TASK DETAILS: Every record must be repeated exactly, with no omission.
-- Start --
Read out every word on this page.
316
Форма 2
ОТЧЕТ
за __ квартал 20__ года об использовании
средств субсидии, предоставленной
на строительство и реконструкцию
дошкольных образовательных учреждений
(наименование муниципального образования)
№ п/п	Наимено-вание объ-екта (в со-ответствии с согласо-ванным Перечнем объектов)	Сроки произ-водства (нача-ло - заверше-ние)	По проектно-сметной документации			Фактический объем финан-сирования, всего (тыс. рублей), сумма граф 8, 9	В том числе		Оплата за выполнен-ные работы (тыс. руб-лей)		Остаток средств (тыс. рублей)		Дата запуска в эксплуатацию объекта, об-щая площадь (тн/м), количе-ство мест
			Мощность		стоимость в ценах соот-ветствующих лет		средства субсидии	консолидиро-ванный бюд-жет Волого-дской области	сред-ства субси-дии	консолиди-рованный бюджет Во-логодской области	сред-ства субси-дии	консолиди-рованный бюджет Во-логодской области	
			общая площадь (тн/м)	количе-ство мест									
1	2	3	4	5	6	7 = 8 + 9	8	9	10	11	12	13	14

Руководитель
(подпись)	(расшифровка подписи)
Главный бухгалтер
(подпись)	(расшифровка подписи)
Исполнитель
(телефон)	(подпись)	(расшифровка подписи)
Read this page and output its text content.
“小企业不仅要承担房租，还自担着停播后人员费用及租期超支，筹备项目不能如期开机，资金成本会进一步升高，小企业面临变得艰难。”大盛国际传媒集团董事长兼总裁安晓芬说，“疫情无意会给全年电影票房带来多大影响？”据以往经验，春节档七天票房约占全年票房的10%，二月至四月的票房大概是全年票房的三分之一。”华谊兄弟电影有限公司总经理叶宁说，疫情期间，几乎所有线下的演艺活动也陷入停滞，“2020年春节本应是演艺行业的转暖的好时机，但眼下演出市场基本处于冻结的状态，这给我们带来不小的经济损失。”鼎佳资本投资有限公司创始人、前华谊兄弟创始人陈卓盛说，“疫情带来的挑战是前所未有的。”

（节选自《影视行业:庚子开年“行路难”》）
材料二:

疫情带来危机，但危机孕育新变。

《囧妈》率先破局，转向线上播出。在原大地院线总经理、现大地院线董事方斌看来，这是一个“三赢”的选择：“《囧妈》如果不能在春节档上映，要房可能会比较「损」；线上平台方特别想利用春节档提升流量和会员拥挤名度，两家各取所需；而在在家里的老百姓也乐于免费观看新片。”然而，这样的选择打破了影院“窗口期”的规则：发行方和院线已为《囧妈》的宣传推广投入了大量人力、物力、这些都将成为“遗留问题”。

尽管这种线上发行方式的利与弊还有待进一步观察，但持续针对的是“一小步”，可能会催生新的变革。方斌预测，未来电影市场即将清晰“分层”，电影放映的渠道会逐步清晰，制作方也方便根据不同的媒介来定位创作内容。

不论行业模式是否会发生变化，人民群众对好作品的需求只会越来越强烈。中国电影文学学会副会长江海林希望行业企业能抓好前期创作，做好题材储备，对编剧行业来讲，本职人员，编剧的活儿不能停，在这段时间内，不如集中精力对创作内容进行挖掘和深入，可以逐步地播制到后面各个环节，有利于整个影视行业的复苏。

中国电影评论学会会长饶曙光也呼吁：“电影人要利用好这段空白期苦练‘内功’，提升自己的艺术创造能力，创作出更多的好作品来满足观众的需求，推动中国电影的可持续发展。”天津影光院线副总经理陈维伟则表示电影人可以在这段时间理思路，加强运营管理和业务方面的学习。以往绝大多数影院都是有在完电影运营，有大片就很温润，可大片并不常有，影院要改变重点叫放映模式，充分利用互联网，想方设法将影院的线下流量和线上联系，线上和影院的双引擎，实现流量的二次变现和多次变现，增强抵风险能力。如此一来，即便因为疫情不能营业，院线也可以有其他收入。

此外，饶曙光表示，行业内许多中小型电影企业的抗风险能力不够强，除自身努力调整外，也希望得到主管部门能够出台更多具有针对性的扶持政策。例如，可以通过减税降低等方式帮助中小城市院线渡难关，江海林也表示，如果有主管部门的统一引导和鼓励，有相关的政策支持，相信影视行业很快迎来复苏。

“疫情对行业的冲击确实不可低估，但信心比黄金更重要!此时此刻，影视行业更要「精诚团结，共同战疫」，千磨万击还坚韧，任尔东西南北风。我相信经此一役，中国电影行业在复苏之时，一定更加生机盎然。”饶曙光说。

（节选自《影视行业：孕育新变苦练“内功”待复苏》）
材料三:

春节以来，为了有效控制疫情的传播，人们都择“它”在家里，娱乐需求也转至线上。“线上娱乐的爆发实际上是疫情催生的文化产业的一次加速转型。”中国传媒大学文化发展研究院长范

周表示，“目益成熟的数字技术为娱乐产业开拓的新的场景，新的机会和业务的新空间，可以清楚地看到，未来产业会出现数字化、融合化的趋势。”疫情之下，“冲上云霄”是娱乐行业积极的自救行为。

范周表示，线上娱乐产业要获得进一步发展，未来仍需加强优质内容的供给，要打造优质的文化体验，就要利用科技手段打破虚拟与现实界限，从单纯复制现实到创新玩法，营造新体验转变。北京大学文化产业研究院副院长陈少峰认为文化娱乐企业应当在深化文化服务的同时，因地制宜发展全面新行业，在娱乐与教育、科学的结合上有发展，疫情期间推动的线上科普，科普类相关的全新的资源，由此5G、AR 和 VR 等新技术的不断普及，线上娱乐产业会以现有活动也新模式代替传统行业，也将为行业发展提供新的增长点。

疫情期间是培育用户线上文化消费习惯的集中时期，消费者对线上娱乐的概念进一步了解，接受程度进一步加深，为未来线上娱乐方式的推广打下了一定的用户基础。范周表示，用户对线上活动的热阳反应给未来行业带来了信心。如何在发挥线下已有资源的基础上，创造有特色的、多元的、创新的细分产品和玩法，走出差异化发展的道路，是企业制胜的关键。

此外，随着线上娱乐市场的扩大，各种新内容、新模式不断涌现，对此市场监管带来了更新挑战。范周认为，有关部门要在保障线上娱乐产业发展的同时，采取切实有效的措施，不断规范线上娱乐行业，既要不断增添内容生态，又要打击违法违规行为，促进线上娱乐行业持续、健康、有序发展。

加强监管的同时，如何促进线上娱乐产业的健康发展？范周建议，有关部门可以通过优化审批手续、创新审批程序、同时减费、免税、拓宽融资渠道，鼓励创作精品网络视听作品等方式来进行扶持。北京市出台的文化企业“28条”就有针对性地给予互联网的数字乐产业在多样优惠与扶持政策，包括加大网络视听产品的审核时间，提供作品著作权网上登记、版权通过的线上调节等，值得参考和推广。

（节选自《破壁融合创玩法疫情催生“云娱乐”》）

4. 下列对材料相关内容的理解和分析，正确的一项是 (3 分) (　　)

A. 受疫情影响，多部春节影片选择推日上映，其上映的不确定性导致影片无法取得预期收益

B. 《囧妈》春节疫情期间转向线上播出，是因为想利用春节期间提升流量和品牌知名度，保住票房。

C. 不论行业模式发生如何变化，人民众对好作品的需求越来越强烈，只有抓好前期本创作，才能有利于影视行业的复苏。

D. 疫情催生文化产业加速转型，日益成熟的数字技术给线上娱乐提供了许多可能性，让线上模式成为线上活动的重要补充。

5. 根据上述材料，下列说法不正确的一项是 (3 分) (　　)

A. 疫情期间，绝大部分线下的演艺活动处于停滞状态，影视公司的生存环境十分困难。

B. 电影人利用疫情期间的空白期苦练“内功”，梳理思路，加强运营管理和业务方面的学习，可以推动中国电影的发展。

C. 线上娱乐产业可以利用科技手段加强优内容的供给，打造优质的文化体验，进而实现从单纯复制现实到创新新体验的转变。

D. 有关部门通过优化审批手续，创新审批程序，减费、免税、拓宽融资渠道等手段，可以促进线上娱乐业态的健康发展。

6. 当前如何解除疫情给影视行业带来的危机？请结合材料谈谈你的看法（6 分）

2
-- End --
TASK RESULT:
Read out every word on this page.
316
Форма 2
ОТЧЕТ
за __ квартал 20__ года об использовании
средств субсидии, предоставленной
на строительство и реконструкцию
дошкольных образовательных учреждений
(наименование муниципального образования)
№ п/п	Наимено-вание объ-екта (в со-ответствии с согласо-ванным Перечнем объектов)	Сроки произ-водства (нача-ло - заверше-ние)	По проектно-сметной документации			Фактический объем финан-сирования, всего (тыс. рублей), сумма граф 8, 9	В том числе		Оплата за выполнен-ные работы (тыс. руб-лей)		Остаток средств (тыс. рублей)		Дата запуска в эксплуатацию объекта, об-щая площадь (тн/м), количе-ство мест
			Мощность		стоимость в ценах соот-ветствующих лет		средства субсидии	консолидиро-ванный бюд-жет Волого-дской области	сред-ства субси-дии	консолиди-рованный бюджет Во-логодской области	сред-ства субси-дии	консолиди-рованный бюджет Во-логодской области	
			общая площадь (тн/м)	количе-ство мест									
1	2	3	4	5	6	7 = 8 + 9	8	9	10	11	12	13	14

Руководитель
(подпись)	(расшифровка подписи)
Главный бухгалтер
(подпись)	(расшифровка подписи)
Исполнитель
(телефон)	(подпись)	(расшифровка подписи)
Read this page and output its text content.
“小企业不仅要承担房租，还自担着停播后人员费用及租期超支，筹备项目不能如期开机，资金成本会进一步升高，小企业面临变得艰难。”大盛国际传媒集团董事长兼总裁安晓芬说，“疫情无意会给全年电影票房带来多大影响？”据以往经验，春节档七天票房约占全年票房的10%，二月至四月的票房大概是全年票房的三分之一。”华谊兄弟电影有限公司总经理叶宁说，疫情期间，几乎所有线下的演艺活动也陷入停滞，“2020年春节本应是演艺行业的转暖的好时机，但眼下演出市场基本处于冻结的状态，这给我们带来不小的经济损失。”鼎佳资本投资有限公司创始人、前华谊兄弟创始人陈卓盛说，“疫情带来的挑战是前所未有的。”

（节选自《影视行业:庚子开年“行路难”》）
材料二:

疫情带来危机，但危机孕育新变。

《囧妈》率先破局，转向线上播出。在原大地院线总经理、现大地院线董事方斌看来，这是一个“三赢”的选择：“《囧妈》如果不能在春节档上映，要房可能会比较「损」；线上平台方特别想利用春节档提升流量和会员拥挤名度，两家各取所需；而在在家里的老百姓也乐于免费观看新片。”然而，这样的选择打破了影院“窗口期”的规则：发行方和院线已为《囧妈》的宣传推广投入了大量人力、物力、这些都将成为“遗留问题”。

尽管这种线上发行方式的利与弊还有待进一步观察，但持续针对的是“一小步”，可能会催生新的变革。方斌预测，未来电影市场即将清晰“分层”，电影放映的渠道会逐步清晰，制作方也方便根据不同的媒介来定位创作内容。

不论行业模式是否会发生变化，人民群众对好作品的需求只会越来越强烈。中国电影文学学会副会长江海林希望行业企业能抓好前期创作，做好题材储备，对编剧行业来讲，本职人员，编剧的活儿不能停，在这段时间内，不如集中精力对创作内容进行挖掘和深入，可以逐步地播制到后面各个环节，有利于整个影视行业的复苏。

中国电影评论学会会长饶曙光也呼吁：“电影人要利用好这段空白期苦练‘内功’，提升自己的艺术创造能力，创作出更多的好作品来满足观众的需求，推动中国电影的可持续发展。”天津影光院线副总经理陈维伟则表示电影人可以在这段时间理思路，加强运营管理和业务方面的学习。以往绝大多数影院都是有在完电影运营，有大片就很温润，可大片并不常有，影院要改变重点叫放映模式，充分利用互联网，想方设法将影院的线下流量和线上联系，线上和影院的双引擎，实现流量的二次变现和多次变现，增强抵风险能力。如此一来，即便因为疫情不能营业，院线也可以有其他收入。

此外，饶曙光表示，行业内许多中小型电影企业的抗风险能力不够强，除自身努力调整外，也希望得到主管部门能够出台更多具有针对性的扶持政策。例如，可以通过减税降低等方式帮助中小城市院线渡难关，江海林也表示，如果有主管部门的统一引导和鼓励，有相关的政策支持，相信影视行业很快迎来复苏。

“疫情对行业的冲击确实不可低估，但信心比黄金更重要!此时此刻，影视行业更要「精诚团结，共同战疫」，千磨万击还坚韧，任尔东西南北风。我相信经此一役，中国电影行业在复苏之时，一定更加生机盎然。”饶曙光说。

（节选自《影视行业：孕育新变苦练“内功”待复苏》）
材料三:

春节以来，为了有效控制疫情的传播，人们都择“它”在家里，娱乐需求也转至线上。“线上娱乐的爆发实际上是疫情催生的文化产业的一次加速转型。”中国传媒大学文化发展研究院长范

周表示，“目益成熟的数字技术为娱乐产业开拓的新的场景，新的机会和业务的新空间，可以清楚地看到，未来产业会出现数字化、融合化的趋势。”疫情之下，“冲上云霄”是娱乐行业积极的自救行为。

范周表示，线上娱乐产业要获得进一步发展，未来仍需加强优质内容的供给，要打造优质的文化体验，就要利用科技手段打破虚拟与现实界限，从单纯复制现实到创新玩法，营造新体验转变。北京大学文化产业研究院副院长陈少峰认为文化娱乐企业应当在深化文化服务的同时，因地制宜发展全面新行业，在娱乐与教育、科学的结合上有发展，疫情期间推动的线上科普，科普类相关的全新的资源，由此5G、AR 和 VR 等新技术的不断普及，线上娱乐产业会以现有活动也新模式代替传统行业，也将为行业发展提供新的增长点。

疫情期间是培育用户线上文化消费习惯的集中时期，消费者对线上娱乐的概念进一步了解，接受程度进一步加深，为未来线上娱乐方式的推广打下了一定的用户基础。范周表示，用户对线上活动的热阳反应给未来行业带来了信心。如何在发挥线下已有资源的基础上，创造有特色的、多元的、创新的细分产品和玩法，走出差异化发展的道路，是企业制胜的关键。

此外，随着线上娱乐市场的扩大，各种新内容、新模式不断涌现，对此市场监管带来了更新挑战。范周认为，有关部门要在保障线上娱乐产业发展的同时，采取切实有效的措施，不断规范线上娱乐行业，既要不断增添内容生态，又要打击违法违规行为，促进线上娱乐行业持续、健康、有序发展。

加强监管的同时，如何促进线上娱乐产业的健康发展？范周建议，有关部门可以通过优化审批手续、创新审批程序、同时减费、免税、拓宽融资渠道，鼓励创作精品网络视听作品等方式来进行扶持。北京市出台的文化企业“28条”就有针对性地给予互联网的数字乐产业在多样优惠与扶持政策，包括加大网络视听产品的审核时间，提供作品著作权网上登记、版权通过的线上调节等，值得参考和推广。

（节选自《破壁融合创玩法疫情催生“云娱乐”》）

4. 下列对材料相关内容的理解和分析，正确的一项是 (3 分) (　　)

A. 受疫情影响，多部春节影片选择推日上映，其上映的不确定性导致影片无法取得预期收益

B. 《囧妈》春节疫情期间转向线上播出，是因为想利用春节期间提升流量和品牌知名度，保住票房。

C. 不论行业模式发生如何变化，人民众对好作品的需求越来越强烈，只有抓好前期本创作，才能有利于影视行业的复苏。

D. 疫情催生文化产业加速转型，日益成熟的数字技术给线上娱乐提供了许多可能性，让线上模式成为线上活动的重要补充。

5. 根据上述材料，下列说法不正确的一项是 (3 分) (　　)

A. 疫情期间，绝大部分线下的演艺活动处于停滞状态，影视公司的生存环境十分困难。

B. 电影人利用疫情期间的空白期苦练“内功”，梳理思路，加强运营管理和业务方面的学习，可以推动中国电影的发展。

C. 线上娱乐产业可以利用科技手段加强优内容的供给，打造优质的文化体验，进而实现从单纯复制现实到创新新体验的转变。

D. 有关部门通过优化审批手续，创新审批程序，减费、免税、拓宽融资渠道等手段，可以促进线上娱乐业态的健康发展。

6. 当前如何解除疫情给影视行业带来的危机？请结合材料谈谈你的看法（6 分）

2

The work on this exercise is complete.